> _What you need to do_
Every line that holds "lambda" should be shown.

> _Stored data_
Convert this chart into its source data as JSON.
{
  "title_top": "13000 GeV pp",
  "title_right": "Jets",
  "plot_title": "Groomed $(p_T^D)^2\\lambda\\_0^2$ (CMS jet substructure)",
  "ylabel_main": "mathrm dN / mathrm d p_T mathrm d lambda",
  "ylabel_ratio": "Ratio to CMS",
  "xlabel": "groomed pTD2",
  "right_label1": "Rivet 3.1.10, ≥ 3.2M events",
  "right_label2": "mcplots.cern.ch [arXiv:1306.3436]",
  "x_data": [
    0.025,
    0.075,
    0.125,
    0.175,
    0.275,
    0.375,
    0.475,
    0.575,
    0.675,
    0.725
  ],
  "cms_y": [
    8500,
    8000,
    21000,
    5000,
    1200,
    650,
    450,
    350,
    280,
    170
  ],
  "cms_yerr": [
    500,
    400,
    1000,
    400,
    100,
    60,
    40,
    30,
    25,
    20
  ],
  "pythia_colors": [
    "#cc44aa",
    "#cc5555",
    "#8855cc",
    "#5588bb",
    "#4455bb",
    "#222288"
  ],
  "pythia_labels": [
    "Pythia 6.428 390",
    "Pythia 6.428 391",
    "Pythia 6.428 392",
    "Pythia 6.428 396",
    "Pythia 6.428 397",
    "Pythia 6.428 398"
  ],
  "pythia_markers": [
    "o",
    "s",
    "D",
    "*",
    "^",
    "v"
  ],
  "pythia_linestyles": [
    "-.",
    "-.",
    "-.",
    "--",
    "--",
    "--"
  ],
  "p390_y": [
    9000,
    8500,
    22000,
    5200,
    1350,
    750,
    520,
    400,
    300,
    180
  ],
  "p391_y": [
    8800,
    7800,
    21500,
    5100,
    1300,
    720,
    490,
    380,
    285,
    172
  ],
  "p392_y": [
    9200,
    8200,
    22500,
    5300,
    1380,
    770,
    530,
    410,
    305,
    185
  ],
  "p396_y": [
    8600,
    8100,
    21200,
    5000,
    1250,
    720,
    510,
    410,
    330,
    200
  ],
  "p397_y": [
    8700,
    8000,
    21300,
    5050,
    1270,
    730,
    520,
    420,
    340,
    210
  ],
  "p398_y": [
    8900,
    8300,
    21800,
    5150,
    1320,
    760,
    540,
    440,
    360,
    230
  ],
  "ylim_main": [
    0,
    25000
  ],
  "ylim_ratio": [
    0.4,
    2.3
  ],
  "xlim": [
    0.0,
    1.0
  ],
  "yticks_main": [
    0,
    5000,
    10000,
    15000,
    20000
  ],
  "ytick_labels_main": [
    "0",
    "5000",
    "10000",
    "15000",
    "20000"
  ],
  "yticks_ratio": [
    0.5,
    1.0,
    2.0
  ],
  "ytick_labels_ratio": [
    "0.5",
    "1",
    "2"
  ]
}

> _Full answer_
  "plot_title": "Groomed $(p_T^D)^2\\lambda\\_0^2$ (CMS jet substructure)",
  "ylabel_main": "mathrm dN / mathrm d p_T mathrm d lambda",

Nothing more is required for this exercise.